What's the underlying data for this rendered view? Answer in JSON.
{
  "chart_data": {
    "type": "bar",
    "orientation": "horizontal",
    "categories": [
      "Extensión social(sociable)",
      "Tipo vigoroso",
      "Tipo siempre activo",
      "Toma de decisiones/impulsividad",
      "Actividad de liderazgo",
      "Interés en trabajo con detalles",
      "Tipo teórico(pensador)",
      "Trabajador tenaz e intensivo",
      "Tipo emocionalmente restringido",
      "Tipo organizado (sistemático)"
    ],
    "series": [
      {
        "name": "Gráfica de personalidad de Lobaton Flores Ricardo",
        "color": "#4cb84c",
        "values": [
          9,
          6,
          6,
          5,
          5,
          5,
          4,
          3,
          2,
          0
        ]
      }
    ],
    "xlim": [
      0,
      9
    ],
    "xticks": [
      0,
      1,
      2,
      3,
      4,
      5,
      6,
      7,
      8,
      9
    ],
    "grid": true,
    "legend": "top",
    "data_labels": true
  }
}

* _PROBLEM DETAILS_
Give the count of lines in the listing that hold the word "Tipo", with no other text.

* _WRITTEN SOLUTION_
5